◆ **Assignment 1**
In the "Perfectly Un-Perfect" blog post, what did the therapist ask the writer to describe using words?
◆ **Assignment 2**
From the "Perfectly Un-Perfect" blog post, extract the passage between "I was recently" and "be like her.", inclusive.
◆ **Assignment 3**
Continue the "Perfectly Un-Perfect" blog post about gratitude and a therapy exercise, starting after its last sentence.

[Exercise text Boundary: Start]

Tuesday, December 1, 2015
Perfectly Un-Perfect
So I hope it was a good holiday for all. I really enjoyed the holiday it was very low key, which was perfect and I have so much to be grateful for. I’m grateful that I still learn new things that open my eyes to other possibilities…. This of course is among so much more that I’m grateful for (my husband, my family, friends, my dog, a roof over my head, food on my table, a good job, a full/rich life…).
I was recently asked by my therapist to take part in an exercise based on some of my frustrations in a recent session with her. She asked me to use words that described how I felt about money (one of my frustrations). When she read the list back to me they had the words, “I am…” before them. Anything/anyone can be a reflection of who we are. When hearing the list my first thought was that it sounded like my mother. Anyone who knows me well, knows that my relationship with my mother is very estranged and very non-existent, so this is not a complement. I vowed long ago to never be like her.

[Exercise text Boundary: End]
[Record excerpts Boundary: Start]

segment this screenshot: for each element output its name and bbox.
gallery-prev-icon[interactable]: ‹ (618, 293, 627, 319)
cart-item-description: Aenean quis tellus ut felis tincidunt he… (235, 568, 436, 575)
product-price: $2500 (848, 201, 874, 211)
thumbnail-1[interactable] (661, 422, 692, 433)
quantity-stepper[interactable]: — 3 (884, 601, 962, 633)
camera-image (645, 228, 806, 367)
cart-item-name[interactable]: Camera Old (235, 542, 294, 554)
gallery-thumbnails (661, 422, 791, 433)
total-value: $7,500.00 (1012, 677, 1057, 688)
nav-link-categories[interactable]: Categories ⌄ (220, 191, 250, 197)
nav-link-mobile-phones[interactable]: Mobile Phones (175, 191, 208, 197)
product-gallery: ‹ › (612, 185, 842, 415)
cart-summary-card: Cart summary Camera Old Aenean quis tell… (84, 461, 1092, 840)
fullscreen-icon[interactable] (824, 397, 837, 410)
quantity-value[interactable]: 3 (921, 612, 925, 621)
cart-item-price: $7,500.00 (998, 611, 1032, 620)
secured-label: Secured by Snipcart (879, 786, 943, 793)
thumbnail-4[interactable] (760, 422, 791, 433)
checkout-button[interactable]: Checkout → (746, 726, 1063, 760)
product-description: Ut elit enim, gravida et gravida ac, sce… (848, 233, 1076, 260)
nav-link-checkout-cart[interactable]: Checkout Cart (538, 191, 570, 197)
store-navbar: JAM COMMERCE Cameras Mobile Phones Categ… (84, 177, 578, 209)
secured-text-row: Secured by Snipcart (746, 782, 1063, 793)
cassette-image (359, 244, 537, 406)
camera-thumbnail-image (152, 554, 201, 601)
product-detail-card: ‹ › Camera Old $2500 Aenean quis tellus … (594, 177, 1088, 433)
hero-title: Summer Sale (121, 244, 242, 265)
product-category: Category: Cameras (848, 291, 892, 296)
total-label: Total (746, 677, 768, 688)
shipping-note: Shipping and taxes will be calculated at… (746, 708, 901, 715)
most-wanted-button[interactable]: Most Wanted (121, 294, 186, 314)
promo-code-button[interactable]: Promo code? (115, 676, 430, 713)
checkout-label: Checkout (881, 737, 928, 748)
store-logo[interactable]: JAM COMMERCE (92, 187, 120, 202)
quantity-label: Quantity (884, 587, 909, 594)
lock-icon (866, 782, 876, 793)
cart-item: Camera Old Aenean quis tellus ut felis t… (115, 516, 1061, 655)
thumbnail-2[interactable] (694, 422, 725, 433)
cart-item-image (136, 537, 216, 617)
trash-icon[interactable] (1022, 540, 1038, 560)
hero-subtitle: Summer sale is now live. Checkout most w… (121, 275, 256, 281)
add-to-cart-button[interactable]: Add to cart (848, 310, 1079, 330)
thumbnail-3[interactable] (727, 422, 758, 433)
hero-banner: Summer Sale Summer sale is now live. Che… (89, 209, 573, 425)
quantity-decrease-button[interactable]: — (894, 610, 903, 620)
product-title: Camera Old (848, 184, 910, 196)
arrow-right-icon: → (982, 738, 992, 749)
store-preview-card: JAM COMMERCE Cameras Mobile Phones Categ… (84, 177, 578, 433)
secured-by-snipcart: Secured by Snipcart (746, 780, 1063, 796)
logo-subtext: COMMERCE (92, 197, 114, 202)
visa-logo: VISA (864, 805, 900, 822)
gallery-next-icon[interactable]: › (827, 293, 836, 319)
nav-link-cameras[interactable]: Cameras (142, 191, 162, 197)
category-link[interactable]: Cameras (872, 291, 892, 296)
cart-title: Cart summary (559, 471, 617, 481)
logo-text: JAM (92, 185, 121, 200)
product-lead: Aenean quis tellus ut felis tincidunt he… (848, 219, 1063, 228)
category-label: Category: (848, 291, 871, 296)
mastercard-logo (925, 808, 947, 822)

[Record excerpts Boundary: End]

◆ **Task response 1**
How the writer felt about money.

◆ **Task response 2**
I was recently asked by my therapist to take part in an exercise based on some of my frustrations in a recent session with her. She asked me to use words that described how I felt about money (one of my frustrations). When she read the list back to me they had the words, “I am…” before them. Anything/anyone can be a reflection of who we are. When hearing the list my first thought was that it sounded like my mother. Anyone who knows me well, knows that my relationship with my mother is very estranged and very non-existent, so this is not a complement. I vowed long ago to never be like her.

◆ **Task response 3**
This exercise had quite a powerful effect on me. Over the next few weeks as I sat with these words reflecting at me. I was to not only write about any push back that my mind gave in regard to the words, but I was also to ask someone that I trusted to tell me the truth about if they viewed me as being this particular list of words and what I discovered is that I was more likely this way to myself, but not to others. What it made me realize is that I needed to do a better job finding a way to like myself and to treat myself gently and kindly. After sitting with these words for a few weeks I realized that, yes, sometimes I am these things, but not always and that is okay… it is part of accepting me for me. At times we can all be a little ugly to ourselves and maybe to others as well. We are all perfectly un-perfect.
In the same day that I did this exercise, the words kept eating at me and I broke down in tears not understanding why this reflection was revealed, but I knew that I would do whatever work I needed to in order to improve not only my relationship with myself, but also with money and as a result with others who are in my life or that I come in contact with. The work may be difficult and painful, but I know this work can be so rewarding. So far this tiny, seemingly simple exercise has been transformitive, and yet it is incomplete. I will learn next steps in the next session. It is time to be brave, strong and to face the demons whatever they may be. I must say that I do feel more at peace with myself already. I’m ready to face the challenges that life brings and for this I’m grateful.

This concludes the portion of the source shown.